Reproduce every line of the entries below without any change, leaving out the pictures.
....
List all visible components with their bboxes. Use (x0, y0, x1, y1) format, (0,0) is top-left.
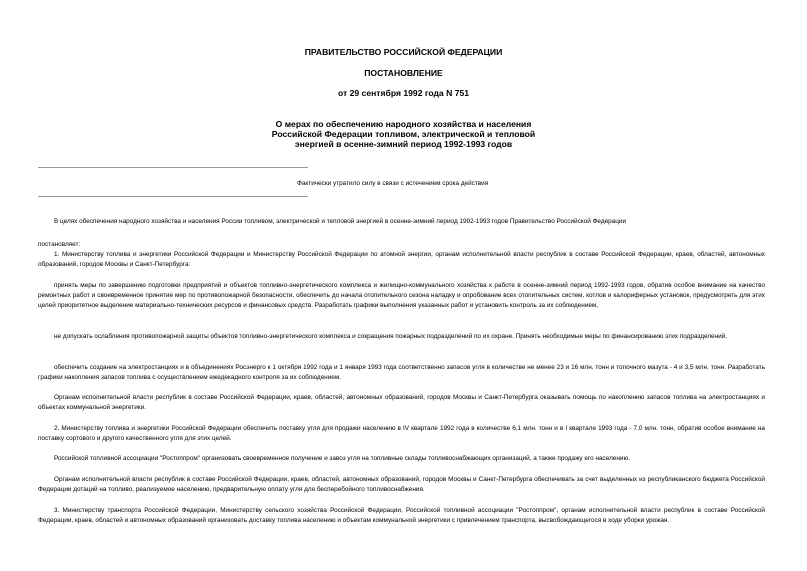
document-title-line: энергией в осенне-зимний период 1992-1993 годов (294, 139, 513, 149)
paragraph: Органам исполнительной власти республик в составе Российской Федерации, краев, областей, автономных образований, городов Москвы и Санкт-Петербурга оказывать помощь по накоплению запасов топлива на электростанциях и объектах коммунальной энергетики. (38, 394, 765, 411)
document-date-number: от 29 сентября 1992 года N 751 (337, 88, 470, 98)
paragraph: 3. Министерству транспорта Российской Федерации, Министерству сельского хозяйства Российской Федерации, Российской топливной ассоциации "Ростоппром", органам исполнительной власти республик в составе Российской Федерации, краев, областей и автономных образований организовать доставку топлива населению и объектам коммунальной энергетики с привлечением транспорта, высвобождающегося в ходе уборки урожая. (38, 507, 765, 524)
government-name: ПРАВИТЕЛЬСТВО РОССИЙСКОЙ ФЕДЕРАЦИИ (304, 47, 503, 57)
document-title-line: Российской Федерации топливом, электрической и тепловой (271, 129, 536, 139)
paragraph: принять меры по завершению подготовки предприятий и объектов топливно-энергетического комплекса и жилищно-коммунального хозяйства к работе в осенне-зимний период 1992-1993 годов, обратив особое внимание на качество ремонтных работ и своевременное принятие мер по противопожарной безопасности, обеспечить до начала отопительного сезона наладку и опробование всех отопительных систем, котлов и калориферных установок, предусмотреть для этих целей приоритетное выделение материально-технических ресурсов и финансовых средств. Разработать графики выполнения указанных работ и установить контроль за их соблюдением, (38, 282, 765, 309)
divider-top (38, 167, 308, 168)
decree-word: постановляет: (38, 241, 81, 248)
document-type: ПОСТАНОВЛЕНИЕ (364, 68, 443, 78)
preamble-paragraph: В целях обеспечения народного хозяйства и населения России топливом, электрической и тепловой энергией в осенне-зимний период 1992-1993 годов Правительство Российской Федерации (54, 218, 627, 225)
paragraph: 1. Министерству топлива и энергетики Российской Федерации и Министерству Российской Федерации по атомной энергии, органам исполнительной власти республик в составе Российской Федерации, краев, областей, автономных образований, городов Москвы и Санкт-Петербурга: (38, 251, 765, 268)
paragraph: Российской топливной ассоциации "Ростоппром" организовать своевременное получение и завоз угля на топливные склады топливоснабжающих организаций, а также продажу его населению. (54, 455, 631, 462)
document-title-line: О мерах по обеспечению народного хозяйства и населения (275, 119, 532, 129)
paragraph: не допускать ослабления противопожарной защиты объектов топливно-энергетического комплекса и сокращения пожарных подразделений по их охране. Принять необходимые меры по финансированию этих подразделений, (54, 333, 728, 340)
divider-bottom (38, 196, 308, 197)
paragraph: обеспечить создание на электростанциях и в объединениях Росэнерго к 1 октября 1992 года и 1 января 1993 года соответственно запасов угля в количестве не менее 23 и 16 млн. тонн и топочного мазута - 4 и 3,5 млн. тонн. Разработать графики накопления запасов топлива с осуществлением ежедекадного контроля за их соблюдением. (38, 364, 765, 381)
paragraph: Органам исполнительной власти республик в составе Российской Федерации, краев, областей, автономных образований, городов Москвы и Санкт-Петербурга обеспечивать за счет выделенных из республиканского бюджета Российской Федерации дотаций на топливо, реализуемое населению, предварительную оплату угля для бесперебойного топливоснабжения. (38, 476, 765, 493)
paragraph: 2. Министерству топлива и энергетики Российской Федерации обеспечить поставку угля для продажи населению в IV квартале 1992 года в количестве 6,1 млн. тонн и в I квартале 1993 года - 7,0 млн. тонн, обратив особое внимание на поставку сортового и другого качественного угля для этих целей. (38, 425, 765, 442)
status-note: Фактически утратило силу в связи с истечением срока действия (297, 180, 489, 187)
....
RESULT BELOW:
List all visible components with their bboxes. Use (x0, y0, x1, y1) format, (0,0) is top-left.
document-title-line: энергией в осенне-зимний период 1992-1993 годов (294, 139, 513, 149)
paragraph: Органам исполнительной власти республик в составе Российской Федерации, краев, областей, автономных образований, городов Москвы и Санкт-Петербурга оказывать помощь по накоплению запасов топлива на электростанциях и объектах коммунальной энергетики. (38, 394, 765, 411)
document-date-number: от 29 сентября 1992 года N 751 (337, 88, 470, 98)
paragraph: 3. Министерству транспорта Российской Федерации, Министерству сельского хозяйства Российской Федерации, Российской топливной ассоциации "Ростоппром", органам исполнительной власти республик в составе Российской Федерации, краев, областей и автономных образований организовать доставку топлива населению и объектам коммунальной энергетики с привлечением транспорта, высвобождающегося в ходе уборки урожая. (38, 507, 765, 524)
government-name: ПРАВИТЕЛЬСТВО РОССИЙСКОЙ ФЕДЕРАЦИИ (304, 47, 503, 57)
document-title-line: Российской Федерации топливом, электрической и тепловой (271, 129, 536, 139)
paragraph: принять меры по завершению подготовки предприятий и объектов топливно-энергетического комплекса и жилищно-коммунального хозяйства к работе в осенне-зимний период 1992-1993 годов, обратив особое внимание на качество ремонтных работ и своевременное принятие мер по противопожарной безопасности, обеспечить до начала отопительного сезона наладку и опробование всех отопительных систем, котлов и калориферных установок, предусмотреть для этих целей приоритетное выделение материально-технических ресурсов и финансовых средств. Разработать графики выполнения указанных работ и установить контроль за их соблюдением, (38, 282, 765, 309)
divider-top (38, 167, 308, 168)
decree-word: постановляет: (38, 241, 81, 248)
document-type: ПОСТАНОВЛЕНИЕ (364, 68, 443, 78)
preamble-paragraph: В целях обеспечения народного хозяйства и населения России топливом, электрической и тепловой энергией в осенне-зимний период 1992-1993 годов Правительство Российской Федерации (54, 218, 627, 225)
paragraph: 1. Министерству топлива и энергетики Российской Федерации и Министерству Российской Федерации по атомной энергии, органам исполнительной власти республик в составе Российской Федерации, краев, областей, автономных образований, городов Москвы и Санкт-Петербурга: (38, 251, 765, 268)
paragraph: Российской топливной ассоциации "Ростоппром" организовать своевременное получение и завоз угля на топливные склады топливоснабжающих организаций, а также продажу его населению. (54, 455, 631, 462)
document-title-line: О мерах по обеспечению народного хозяйства и населения (275, 119, 532, 129)
paragraph: не допускать ослабления противопожарной защиты объектов топливно-энергетического комплекса и сокращения пожарных подразделений по их охране. Принять необходимые меры по финансированию этих подразделений, (54, 333, 728, 340)
divider-bottom (38, 196, 308, 197)
paragraph: обеспечить создание на электростанциях и в объединениях Росэнерго к 1 октября 1992 года и 1 января 1993 года соответственно запасов угля в количестве не менее 23 и 16 млн. тонн и топочного мазута - 4 и 3,5 млн. тонн. Разработать графики накопления запасов топлива с осуществлением ежедекадного контроля за их соблюдением. (38, 364, 765, 381)
paragraph: Органам исполнительной власти республик в составе Российской Федерации, краев, областей, автономных образований, городов Москвы и Санкт-Петербурга обеспечивать за счет выделенных из республиканского бюджета Российской Федерации дотаций на топливо, реализуемое населению, предварительную оплату угля для бесперебойного топливоснабжения. (38, 476, 765, 493)
paragraph: 2. Министерству топлива и энергетики Российской Федерации обеспечить поставку угля для продажи населению в IV квартале 1992 года в количестве 6,1 млн. тонн и в I квартале 1993 года - 7,0 млн. тонн, обратив особое внимание на поставку сортового и другого качественного угля для этих целей. (38, 425, 765, 442)
status-note: Фактически утратило силу в связи с истечением срока действия (297, 180, 489, 187)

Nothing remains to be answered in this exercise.